> Set exercise
Carry the database indexing assignment forward, starting right after its final sentence.

On paper, submit your answers to the following.
- Think back to the plain old simple binary search trees (BSTs) as
you saw then in your Data Structures course: these were just binary
search trees where each node contained a key value, and two
pointers. Answer each of the following questions with a sentence or
two of explanation.
- Are BSTs an ordered index (as your DB textbook defines an
ordered index)?
- Are BSTs, as you saw them, sparse or
dense?
- In a DB context, one also makes the
distinction between primary and secondary indices. Explain why
this distinction doesn't fit well into BSTs as they are
typically presented in a Data Structures class.
- Index-sequential files, also known as ISAM, are
wonderful for doing lookups on large databases that don't change
much. Suppose that we build an ISAM on a sorted file where each page
in the index has room for 20 search keys and pointers. Suppose that
the sorted file itself is sequential on disk, that every page in
that file is completely filled, and that records within this file
have a fixed width.
- If the sorted file itself has 30,000 pages in
it, how many levels will the ISAM have (not including the sorted
file itself)? Give me a number, but also give me the short
mathematical formula that enables you to determine that
answer.
- Based on your answer above, how many disk
accesses are needed (i.e., how many pages must one retrieve) to
obtain a record with a specific search key? (Note, to follow an
FAQ I'm getting: technically, one doesn't know for sure how many
disk access are necessary, because a page that you're looking for
may coincidentally be in the buffer pool. This whole issue can be
simplified by focusing instead on the question "How many pages
must be retrieved?" For purposes of this task, simply answer that
question instead, or alternatively assume that any pages you try
to access are not already in the buffer pool. (Both of these
interpretations amount to the same thing.)
- As a continuation of the previous question,
suppose that I proposed ISAM as a new topic to be discussed in a
Data Structures course. In Data Structures, it is always assumed
that all data fits in memory. So instead of a sorted file of
records, let's instead assume that I have a sorted array of
records. I then create an ISAM on that arary where each node in
the ISAM has 20 search keys and pointers.

> Recorded data
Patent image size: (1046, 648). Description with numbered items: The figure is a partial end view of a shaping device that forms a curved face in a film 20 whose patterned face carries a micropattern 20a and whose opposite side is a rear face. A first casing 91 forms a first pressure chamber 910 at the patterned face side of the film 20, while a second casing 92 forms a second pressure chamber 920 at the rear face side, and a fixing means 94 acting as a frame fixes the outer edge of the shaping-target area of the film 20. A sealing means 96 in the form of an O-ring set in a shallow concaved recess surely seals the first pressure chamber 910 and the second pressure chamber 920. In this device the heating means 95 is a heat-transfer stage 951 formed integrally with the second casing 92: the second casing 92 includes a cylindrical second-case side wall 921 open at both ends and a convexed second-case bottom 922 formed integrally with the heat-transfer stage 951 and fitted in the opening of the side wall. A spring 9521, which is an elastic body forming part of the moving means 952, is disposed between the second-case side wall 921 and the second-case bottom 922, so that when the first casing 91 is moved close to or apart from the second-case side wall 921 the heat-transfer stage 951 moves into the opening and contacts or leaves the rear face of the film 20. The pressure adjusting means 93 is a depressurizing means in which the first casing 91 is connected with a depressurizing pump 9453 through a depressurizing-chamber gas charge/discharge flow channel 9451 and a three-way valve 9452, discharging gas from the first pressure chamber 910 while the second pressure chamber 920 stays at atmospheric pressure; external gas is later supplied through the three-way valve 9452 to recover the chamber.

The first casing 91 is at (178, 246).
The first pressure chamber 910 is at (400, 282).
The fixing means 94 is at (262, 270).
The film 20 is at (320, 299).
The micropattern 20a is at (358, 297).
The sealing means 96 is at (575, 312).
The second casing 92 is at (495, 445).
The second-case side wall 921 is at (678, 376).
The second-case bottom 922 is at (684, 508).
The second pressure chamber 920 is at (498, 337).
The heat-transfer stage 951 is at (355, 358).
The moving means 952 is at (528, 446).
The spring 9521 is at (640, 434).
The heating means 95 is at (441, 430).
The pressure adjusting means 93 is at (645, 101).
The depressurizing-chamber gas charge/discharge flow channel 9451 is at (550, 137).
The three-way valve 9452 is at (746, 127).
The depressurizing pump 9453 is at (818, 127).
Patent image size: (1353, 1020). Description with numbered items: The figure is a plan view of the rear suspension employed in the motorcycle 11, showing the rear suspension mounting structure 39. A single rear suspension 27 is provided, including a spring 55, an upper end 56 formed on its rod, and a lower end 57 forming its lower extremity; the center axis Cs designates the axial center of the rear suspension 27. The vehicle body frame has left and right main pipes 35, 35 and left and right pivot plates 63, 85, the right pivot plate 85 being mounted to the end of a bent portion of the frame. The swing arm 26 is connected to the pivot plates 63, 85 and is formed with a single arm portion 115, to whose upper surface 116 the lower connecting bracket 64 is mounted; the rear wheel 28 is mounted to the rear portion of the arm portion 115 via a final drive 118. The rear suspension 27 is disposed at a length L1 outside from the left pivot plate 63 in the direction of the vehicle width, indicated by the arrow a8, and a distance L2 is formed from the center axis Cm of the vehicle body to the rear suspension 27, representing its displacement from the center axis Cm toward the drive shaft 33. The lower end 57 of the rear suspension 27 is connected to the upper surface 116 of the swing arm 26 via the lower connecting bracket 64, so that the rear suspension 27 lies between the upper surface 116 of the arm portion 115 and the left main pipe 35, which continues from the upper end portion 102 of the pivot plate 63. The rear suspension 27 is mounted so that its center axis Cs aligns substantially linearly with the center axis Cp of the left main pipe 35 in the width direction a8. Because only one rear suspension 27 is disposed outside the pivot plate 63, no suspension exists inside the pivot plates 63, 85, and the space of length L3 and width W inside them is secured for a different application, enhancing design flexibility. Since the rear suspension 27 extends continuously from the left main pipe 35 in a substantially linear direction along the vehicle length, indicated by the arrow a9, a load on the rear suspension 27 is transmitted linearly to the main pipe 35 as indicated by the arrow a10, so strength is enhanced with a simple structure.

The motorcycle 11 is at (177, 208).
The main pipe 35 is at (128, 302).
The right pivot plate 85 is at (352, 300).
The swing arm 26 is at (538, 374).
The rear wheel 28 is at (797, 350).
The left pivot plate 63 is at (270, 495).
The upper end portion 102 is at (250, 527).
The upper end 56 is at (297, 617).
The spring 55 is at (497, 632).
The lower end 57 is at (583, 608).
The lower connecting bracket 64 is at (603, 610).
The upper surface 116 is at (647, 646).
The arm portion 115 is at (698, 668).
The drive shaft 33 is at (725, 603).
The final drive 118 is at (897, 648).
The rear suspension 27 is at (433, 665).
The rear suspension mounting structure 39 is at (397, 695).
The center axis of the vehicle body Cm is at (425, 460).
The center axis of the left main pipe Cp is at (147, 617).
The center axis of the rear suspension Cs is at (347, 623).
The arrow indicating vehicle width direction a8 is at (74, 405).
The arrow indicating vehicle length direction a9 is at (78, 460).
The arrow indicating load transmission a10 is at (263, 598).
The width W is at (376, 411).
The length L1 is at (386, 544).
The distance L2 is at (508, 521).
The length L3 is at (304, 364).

> Reply
- Since everything is now in memory, there's no
need to discuss pages or blocks. (I carefully chose the word
"node" above instead of "page.") Suppose that the lowest level of
my in-memory ISAM contains 30,000 nodes, to be consistent with the
previous example. How many nodes in the ISAM must be accessed in
order to reach an actual record in the array? Give me a number,
but also give me the short mathematical formula that enables you
to determine that answer.
- In general, if I have an in-memory ISAM with n
nodes at the bottom level and k records per page, what would be my
big-O estimate of the amount of work to find a particular record
in the array based on its search key?
- The previous question hopefully pointed out a
gaping hole in the ISAM approach we've discussed: it never came up
at all what algorithm we use to find a particular search
key within an ISAM node. Why? The technique you choose to
use is critical to your answer to the previous question.
- Here's a related followup question: in this
course, we seem to be emphasizing trees with wide fan-out (many
children). In Data Structures, one typically emphasizes trees with
only 2 children (though there is a balanced tree algorithm with 3
children.) Why the dramatic distinction? If so many children work
well in databases, why not do it for in-memory algorithms
also?